++++ Given data ++++

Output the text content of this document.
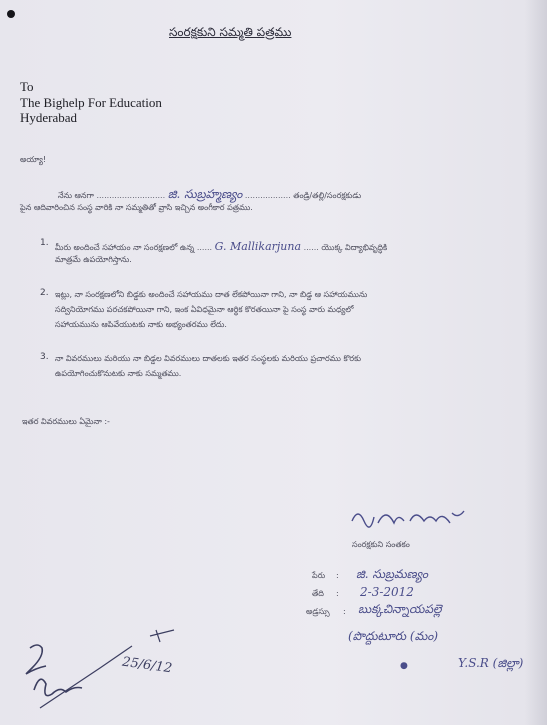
సంరక్షకుని సమ్మతి పత్రము
To
The Bighelp For Education
Hyderabad
అయ్యా!
నేను ఆనగా ........................... జి. సుబ్రహ్మణ్యం .................. తండ్రి/తల్లి/సంరక్షకుడు
పైన ఆదివారించిన సంస్థ వారికి నా సమ్మతితో వ్రాసి ఇచ్చిన అంగీకార పత్రము.
1. మీరు అందించే సహాయం నా సంరక్షణలో ఉన్న ...... G. Mallikarjuna ...... యొక్క విద్యాభివృద్ధికి
మాత్రమే ఉపయోగిస్తాను.
2. ఇట్లు, నా సంరక్షణలోని బిడ్డకు అందించే సహాయము దాత లేకపోయినా గాని, నా బిడ్డ ఆ సహాయమును
సద్వినియోగము పరచకపోయినా గాని, ఇంక ఏవిధమైనా ఆర్థిక కొరతయినా పై సంస్థ వారు మధ్యలో
సహాయమును ఆపివేయుటకు నాకు అభ్యంతరము లేదు.
3. నా వివరములు మరియు నా బిడ్డల వివరములు దాతలకు ఇతర సంస్థలకు మరియు ప్రచారము కొరకు
ఉపయోగించుకొనుటకు నాకు సమ్మతము.
ఇతర వివరములు ఏమైనా :-
సంరక్షకుని సంతకం
పేరు : జి. సుబ్రమణ్యం
తేది : 2-3-2012
అడ్రస్సు : బుక్కచిన్నాయపల్లె
(పొద్దుటూరు (మం)
●	Y.S.R (జిల్లా)
25/6/12
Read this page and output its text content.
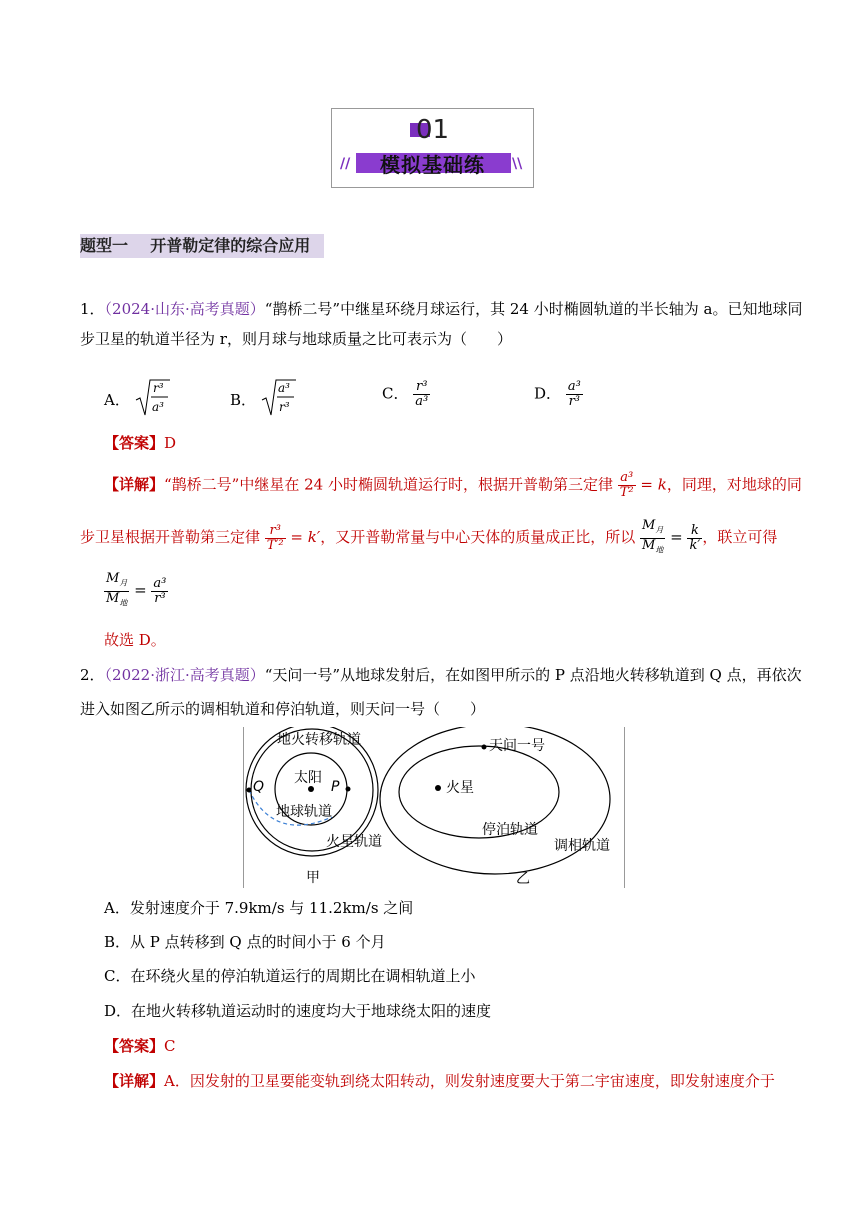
01
//	模拟基础练	\\
题型一    开普勒定律的综合应用
1．（2024·山东·高考真题）“鹊桥二号”中继星环绕月球运行，其 24 小时椭圆轨道的半长轴为 a。已知地球同
步卫星的轨道半径为 r，则月球与地球质量之比可表示为（　　）
A．
r³
a³	B．
a³
r³
C． $\frac{\text{r³}}{\text{a³}}$	D． $\frac{\text{a³}}{\text{r³}}$
【答案】D
【详解】“鹊桥二号”中继星在 24 小时椭圆轨道运行时，根据开普勒第三定律 $\frac{\text{a³}}{\text{T²}} = k$，同理，对地球的同
步卫星根据开普勒第三定律 $\frac{\text{r³}}{\text{T′²}} = k'$，又开普勒常量与中心天体的质量成正比，所以 $\frac{M_月}{M_地} = \frac{k}{k'}$ ，联立可得
$\frac{M_月}{M_地} = \frac{\text{a³}}{\text{r³}}$
故选 D。
2．（2022·浙江·高考真题）“天问一号”从地球发射后，在如图甲所示的 P 点沿地火转移轨道到 Q 点，再依次
进入如图乙所示的调相轨道和停泊轨道，则天问一号（　　）
地火转移轨道
太阳
Q	P
地球轨道
火星轨道
甲
天问一号
火星
停泊轨道
调相轨道
乙
A．发射速度介于 7.9km/s 与 11.2km/s 之间
B．从 P 点转移到 Q 点的时间小于 6 个月
C．在环绕火星的停泊轨道运行的周期比在调相轨道上小
D．在地火转移轨道运动时的速度均大于地球绕太阳的速度
【答案】C
【详解】A．因发射的卫星要能变轨到绕太阳转动，则发射速度要大于第二宇宙速度，即发射速度介于
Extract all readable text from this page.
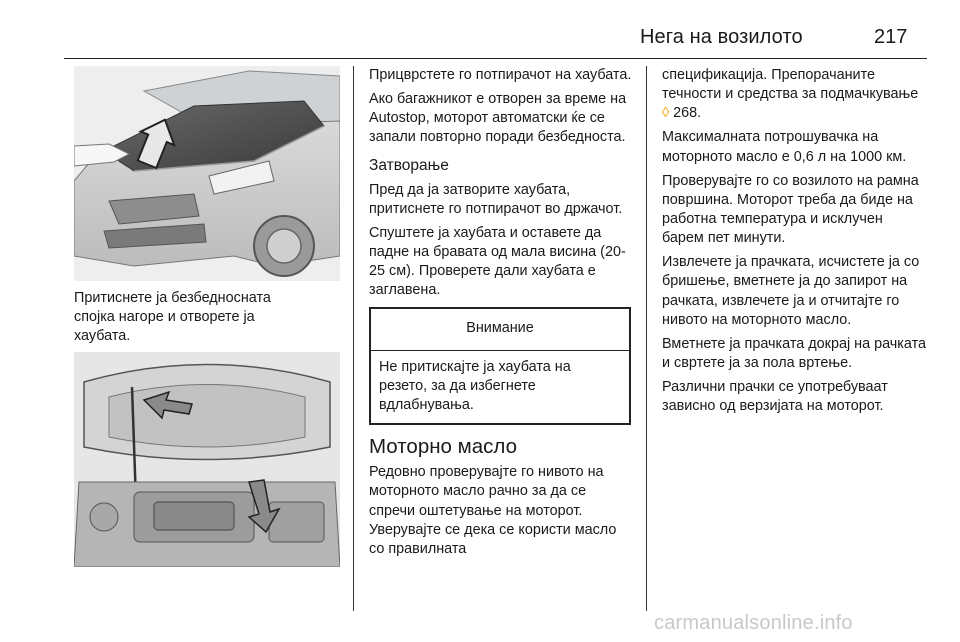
Нега на возилото	217
Притиснете ја безбедносната
спојка нагоре и отворете ја
хаубата.

Прицврстете го потпирачот на хаубата.

Ако багажникот е отворен за време на Autostop, моторот автоматски ќе се запали повторно поради безбедноста.

Затворање

Пред да ја затворите хаубата, притиснете го потпирачот во држачот.

Спуштете ја хаубата и оставете да падне на бравата од мала висина (20-25 см). Проверете дали хаубата е заглавена.

Внимание
Не притискајте ја хаубата на резето, за да избегнете вдлабнувања.
Моторно масло

Редовно проверувајте го нивото на моторното масло рачно за да се спречи оштетување на моторот. Уверувајте се дека се користи масло со правилната

спецификација. Препорачаните течности и средства за подмачкување ◊ 268.

Максималната потрошувачка на моторното масло е 0,6 л на 1000 км.

Проверувајте го со возилото на рамна површина. Моторот треба да биде на работна температура и исклучен барем пет минути.

Извлечете ја прачката, исчистете ја со бришење, вметнете ја до запирот на рачката, извлечете ја и отчитајте го нивото на моторното масло.

Вметнете ја прачката докрај на рачката и свртете ја за пола вртење.

Различни прачки се употребуваат зависно од верзијата на моторот.

carmanualsonline.info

++++

- [Problem requirements] Give only the number of lines in the data that hold the word "масло".

- [Written response] 4